* Given instruction *
Filter the records below down to lines containing "throughout".

* Data rows *

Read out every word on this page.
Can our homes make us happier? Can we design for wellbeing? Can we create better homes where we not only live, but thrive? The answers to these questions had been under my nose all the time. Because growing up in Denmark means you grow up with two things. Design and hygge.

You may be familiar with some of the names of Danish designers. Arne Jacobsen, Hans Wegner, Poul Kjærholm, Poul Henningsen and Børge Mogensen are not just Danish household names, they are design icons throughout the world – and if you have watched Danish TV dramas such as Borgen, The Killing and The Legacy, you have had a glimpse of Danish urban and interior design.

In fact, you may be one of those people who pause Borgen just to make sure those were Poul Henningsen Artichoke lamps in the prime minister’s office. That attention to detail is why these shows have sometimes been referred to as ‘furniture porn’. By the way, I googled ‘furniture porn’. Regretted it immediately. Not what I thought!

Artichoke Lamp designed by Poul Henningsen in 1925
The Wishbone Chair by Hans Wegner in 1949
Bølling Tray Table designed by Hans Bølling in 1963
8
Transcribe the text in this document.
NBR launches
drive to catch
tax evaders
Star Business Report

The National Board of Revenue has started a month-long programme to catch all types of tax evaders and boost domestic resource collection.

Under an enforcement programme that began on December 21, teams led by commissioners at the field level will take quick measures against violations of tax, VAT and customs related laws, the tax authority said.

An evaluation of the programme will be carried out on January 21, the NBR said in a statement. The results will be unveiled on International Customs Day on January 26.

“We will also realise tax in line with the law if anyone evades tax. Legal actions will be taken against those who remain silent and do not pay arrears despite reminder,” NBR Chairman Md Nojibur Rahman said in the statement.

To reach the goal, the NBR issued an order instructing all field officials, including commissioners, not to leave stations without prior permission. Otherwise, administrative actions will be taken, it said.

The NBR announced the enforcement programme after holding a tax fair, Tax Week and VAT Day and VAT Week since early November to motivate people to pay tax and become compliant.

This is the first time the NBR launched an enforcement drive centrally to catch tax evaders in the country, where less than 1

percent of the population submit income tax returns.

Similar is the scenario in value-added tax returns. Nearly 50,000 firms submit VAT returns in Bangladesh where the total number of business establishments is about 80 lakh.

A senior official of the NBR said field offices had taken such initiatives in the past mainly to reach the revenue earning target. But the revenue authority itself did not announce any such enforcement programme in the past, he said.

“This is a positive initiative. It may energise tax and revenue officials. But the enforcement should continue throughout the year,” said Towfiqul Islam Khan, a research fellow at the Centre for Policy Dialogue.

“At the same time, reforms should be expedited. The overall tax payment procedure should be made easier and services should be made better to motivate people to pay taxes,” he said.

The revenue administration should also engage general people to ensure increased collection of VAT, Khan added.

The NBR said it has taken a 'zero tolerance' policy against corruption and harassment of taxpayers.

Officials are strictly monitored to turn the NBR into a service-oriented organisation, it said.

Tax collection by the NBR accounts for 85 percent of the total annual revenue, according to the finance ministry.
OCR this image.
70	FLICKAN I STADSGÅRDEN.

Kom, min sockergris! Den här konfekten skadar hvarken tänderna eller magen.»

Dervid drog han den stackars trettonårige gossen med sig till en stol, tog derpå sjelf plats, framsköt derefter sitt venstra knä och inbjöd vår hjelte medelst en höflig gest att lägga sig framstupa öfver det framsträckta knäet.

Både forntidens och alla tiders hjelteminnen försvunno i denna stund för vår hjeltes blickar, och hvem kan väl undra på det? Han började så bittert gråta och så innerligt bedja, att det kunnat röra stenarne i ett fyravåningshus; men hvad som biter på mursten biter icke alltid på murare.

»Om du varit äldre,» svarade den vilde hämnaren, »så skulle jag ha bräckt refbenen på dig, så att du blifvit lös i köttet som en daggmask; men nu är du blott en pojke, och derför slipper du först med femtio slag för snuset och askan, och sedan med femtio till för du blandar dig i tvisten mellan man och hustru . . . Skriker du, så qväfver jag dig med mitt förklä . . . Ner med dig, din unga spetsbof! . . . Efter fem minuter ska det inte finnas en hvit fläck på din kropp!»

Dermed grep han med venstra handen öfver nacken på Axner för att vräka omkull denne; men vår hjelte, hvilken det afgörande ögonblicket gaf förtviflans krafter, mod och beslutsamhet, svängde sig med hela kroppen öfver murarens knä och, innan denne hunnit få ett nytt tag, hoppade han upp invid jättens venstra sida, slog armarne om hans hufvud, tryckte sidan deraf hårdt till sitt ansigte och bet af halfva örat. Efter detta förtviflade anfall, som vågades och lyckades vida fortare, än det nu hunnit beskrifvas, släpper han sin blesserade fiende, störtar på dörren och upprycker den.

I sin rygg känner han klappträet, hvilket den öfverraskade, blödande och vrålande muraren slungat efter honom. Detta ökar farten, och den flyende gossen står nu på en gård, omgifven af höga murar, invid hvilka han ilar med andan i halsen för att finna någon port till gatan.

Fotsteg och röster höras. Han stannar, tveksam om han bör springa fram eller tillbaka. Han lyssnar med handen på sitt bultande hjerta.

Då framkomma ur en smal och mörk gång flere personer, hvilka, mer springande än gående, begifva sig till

* Written answer *
You may be familiar with some of the names of Danish designers. Arne Jacobsen, Hans Wegner, Poul Kjærholm, Poul Henningsen and Børge Mogensen are not just Danish household names, they are design icons throughout the world – and if you have watched Danish TV dramas such as Borgen, The Killing and The Legacy, you have had a glimpse of Danish urban and interior design.
“This is a positive initiative. It may energise tax and revenue officials. But the enforcement should continue throughout the year,” said Towfiqul Islam Khan, a research fellow at the Centre for Policy Dialogue.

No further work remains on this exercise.